Extract each line holding the word "JSON" from the entries.
★ ★ ★
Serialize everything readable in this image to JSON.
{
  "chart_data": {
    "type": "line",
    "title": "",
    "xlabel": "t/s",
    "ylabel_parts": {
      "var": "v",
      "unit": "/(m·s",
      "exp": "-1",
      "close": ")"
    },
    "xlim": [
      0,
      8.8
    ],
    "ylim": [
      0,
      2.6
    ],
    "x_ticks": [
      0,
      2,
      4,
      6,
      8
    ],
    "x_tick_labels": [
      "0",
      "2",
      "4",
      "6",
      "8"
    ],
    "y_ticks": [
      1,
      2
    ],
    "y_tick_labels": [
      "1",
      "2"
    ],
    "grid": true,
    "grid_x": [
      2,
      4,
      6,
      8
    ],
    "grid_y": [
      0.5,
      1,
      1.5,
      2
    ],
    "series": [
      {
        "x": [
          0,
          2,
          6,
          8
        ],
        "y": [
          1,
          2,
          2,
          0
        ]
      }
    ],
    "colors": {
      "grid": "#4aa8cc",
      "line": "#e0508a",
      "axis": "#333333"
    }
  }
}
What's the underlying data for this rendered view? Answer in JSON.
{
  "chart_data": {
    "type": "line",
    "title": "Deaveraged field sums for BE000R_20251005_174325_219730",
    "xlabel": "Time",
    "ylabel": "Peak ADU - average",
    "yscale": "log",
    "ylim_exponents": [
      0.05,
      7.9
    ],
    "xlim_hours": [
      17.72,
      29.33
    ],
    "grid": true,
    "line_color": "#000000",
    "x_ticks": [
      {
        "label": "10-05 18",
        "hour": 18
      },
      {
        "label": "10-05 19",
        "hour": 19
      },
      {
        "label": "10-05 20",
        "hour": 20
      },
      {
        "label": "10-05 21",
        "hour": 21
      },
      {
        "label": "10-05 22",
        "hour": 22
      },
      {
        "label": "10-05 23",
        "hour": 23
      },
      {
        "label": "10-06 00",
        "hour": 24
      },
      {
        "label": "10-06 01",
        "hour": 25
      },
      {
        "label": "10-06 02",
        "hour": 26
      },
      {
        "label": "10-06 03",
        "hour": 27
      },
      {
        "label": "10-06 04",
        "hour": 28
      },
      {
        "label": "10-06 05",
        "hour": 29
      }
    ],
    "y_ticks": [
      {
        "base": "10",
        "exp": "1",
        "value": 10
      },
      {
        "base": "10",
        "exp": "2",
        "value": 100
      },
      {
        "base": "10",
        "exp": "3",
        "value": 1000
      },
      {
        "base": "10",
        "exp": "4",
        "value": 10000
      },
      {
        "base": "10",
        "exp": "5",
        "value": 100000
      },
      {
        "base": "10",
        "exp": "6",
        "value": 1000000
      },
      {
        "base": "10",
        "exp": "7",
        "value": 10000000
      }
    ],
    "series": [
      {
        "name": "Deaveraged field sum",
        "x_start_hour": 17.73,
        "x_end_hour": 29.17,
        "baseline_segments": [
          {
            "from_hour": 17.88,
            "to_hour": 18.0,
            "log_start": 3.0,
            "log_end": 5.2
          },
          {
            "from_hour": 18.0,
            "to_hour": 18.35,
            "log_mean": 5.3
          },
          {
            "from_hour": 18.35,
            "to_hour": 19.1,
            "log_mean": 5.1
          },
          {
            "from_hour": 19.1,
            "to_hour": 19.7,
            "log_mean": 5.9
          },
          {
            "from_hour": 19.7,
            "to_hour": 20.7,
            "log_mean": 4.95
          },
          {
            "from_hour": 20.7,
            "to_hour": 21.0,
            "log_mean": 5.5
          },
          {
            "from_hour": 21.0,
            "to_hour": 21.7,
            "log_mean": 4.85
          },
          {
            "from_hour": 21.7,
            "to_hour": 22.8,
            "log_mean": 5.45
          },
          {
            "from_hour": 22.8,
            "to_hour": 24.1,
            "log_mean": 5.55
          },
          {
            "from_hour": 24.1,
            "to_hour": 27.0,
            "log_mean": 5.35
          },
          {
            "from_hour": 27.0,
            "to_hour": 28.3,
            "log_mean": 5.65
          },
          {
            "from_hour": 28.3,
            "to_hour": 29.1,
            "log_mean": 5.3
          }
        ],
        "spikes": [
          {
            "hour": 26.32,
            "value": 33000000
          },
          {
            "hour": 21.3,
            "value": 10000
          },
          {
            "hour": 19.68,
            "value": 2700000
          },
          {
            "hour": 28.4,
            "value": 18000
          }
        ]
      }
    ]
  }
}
★ ★ ★
TASK ANSWER:
Serialize everything readable in this image to JSON.
What's the underlying data for this rendered view? Answer in JSON.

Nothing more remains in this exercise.